**** Exercise input

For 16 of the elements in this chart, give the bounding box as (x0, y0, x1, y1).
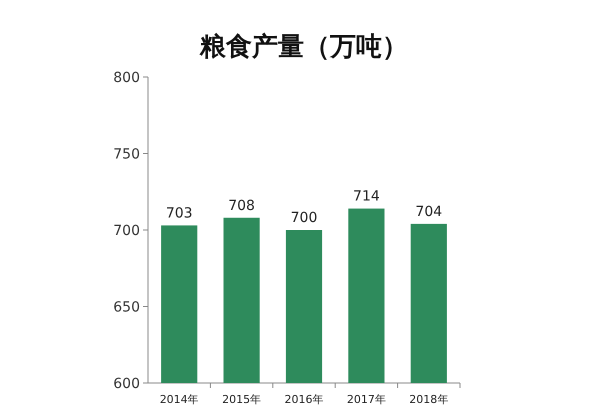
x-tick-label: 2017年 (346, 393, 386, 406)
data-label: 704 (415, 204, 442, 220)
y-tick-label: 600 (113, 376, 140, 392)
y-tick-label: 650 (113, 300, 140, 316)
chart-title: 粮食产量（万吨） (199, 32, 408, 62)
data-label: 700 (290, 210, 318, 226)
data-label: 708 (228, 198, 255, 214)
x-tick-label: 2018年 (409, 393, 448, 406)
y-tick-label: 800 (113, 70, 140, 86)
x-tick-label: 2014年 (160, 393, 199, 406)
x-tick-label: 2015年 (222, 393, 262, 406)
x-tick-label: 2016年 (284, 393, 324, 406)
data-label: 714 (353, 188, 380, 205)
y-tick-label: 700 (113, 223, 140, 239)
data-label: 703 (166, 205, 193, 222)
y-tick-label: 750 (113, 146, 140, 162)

********

§ Task requirements:
Return every line of the item above verbatim, leaving out the picture.

§ Solution to the exercise:
For 16 of the elements in this chart, give the bounding box as (x0, y0, x1, y1).
x-tick-label: 2017年 (346, 393, 386, 406)
data-label: 704 (415, 204, 442, 220)
y-tick-label: 600 (113, 376, 140, 392)
y-tick-label: 650 (113, 300, 140, 316)
chart-title: 粮食产量（万吨） (199, 32, 408, 62)
data-label: 700 (290, 210, 318, 226)
data-label: 708 (228, 198, 255, 214)
x-tick-label: 2018年 (409, 393, 448, 406)
y-tick-label: 800 (113, 70, 140, 86)
x-tick-label: 2014年 (160, 393, 199, 406)
x-tick-label: 2015年 (222, 393, 262, 406)
x-tick-label: 2016年 (284, 393, 324, 406)
data-label: 714 (353, 188, 380, 205)
y-tick-label: 700 (113, 223, 140, 239)
data-label: 703 (166, 205, 193, 222)
y-tick-label: 750 (113, 146, 140, 162)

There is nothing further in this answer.